Extracted entries:
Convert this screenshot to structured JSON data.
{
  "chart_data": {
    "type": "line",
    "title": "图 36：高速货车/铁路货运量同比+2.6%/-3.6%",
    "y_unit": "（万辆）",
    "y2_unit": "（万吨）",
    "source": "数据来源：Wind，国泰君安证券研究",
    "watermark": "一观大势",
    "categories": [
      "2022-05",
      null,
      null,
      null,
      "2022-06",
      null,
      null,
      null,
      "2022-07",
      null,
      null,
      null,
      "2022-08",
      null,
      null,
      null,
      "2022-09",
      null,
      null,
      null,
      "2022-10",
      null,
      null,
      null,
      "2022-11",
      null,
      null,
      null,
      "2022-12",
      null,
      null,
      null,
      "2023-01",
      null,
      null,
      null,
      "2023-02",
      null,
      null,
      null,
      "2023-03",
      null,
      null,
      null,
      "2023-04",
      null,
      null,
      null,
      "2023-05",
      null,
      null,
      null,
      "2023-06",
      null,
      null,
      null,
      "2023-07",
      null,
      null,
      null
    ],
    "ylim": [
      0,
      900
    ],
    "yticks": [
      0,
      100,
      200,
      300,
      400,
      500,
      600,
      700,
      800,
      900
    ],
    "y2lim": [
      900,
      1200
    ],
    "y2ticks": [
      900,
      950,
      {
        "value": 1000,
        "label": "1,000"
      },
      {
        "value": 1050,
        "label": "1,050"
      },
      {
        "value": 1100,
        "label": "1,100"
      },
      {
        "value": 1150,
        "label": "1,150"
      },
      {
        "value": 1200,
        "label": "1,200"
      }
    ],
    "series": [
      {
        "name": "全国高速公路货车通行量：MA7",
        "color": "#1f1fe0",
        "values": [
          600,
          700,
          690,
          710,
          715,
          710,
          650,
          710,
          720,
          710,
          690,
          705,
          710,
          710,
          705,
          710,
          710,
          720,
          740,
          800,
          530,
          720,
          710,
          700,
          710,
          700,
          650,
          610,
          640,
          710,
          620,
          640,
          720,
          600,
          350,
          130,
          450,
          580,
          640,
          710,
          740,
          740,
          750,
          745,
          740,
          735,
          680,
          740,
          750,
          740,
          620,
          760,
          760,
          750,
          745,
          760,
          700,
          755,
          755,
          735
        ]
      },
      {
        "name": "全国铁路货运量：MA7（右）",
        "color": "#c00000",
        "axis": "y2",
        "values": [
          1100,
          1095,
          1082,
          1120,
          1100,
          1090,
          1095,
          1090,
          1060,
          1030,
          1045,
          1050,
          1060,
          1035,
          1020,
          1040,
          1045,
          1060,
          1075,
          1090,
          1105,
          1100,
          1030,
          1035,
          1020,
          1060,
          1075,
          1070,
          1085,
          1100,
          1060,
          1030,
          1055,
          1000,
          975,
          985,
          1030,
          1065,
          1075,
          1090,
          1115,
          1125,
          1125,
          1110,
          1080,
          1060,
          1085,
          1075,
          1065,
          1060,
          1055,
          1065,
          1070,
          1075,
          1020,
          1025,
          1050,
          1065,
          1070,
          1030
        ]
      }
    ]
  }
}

What you should do: Return every line above that contains the word "label".

The result:
        "label": "1,000"
        "label": "1,050"
        "label": "1,100"
        "label": "1,150"
        "label": "1,200"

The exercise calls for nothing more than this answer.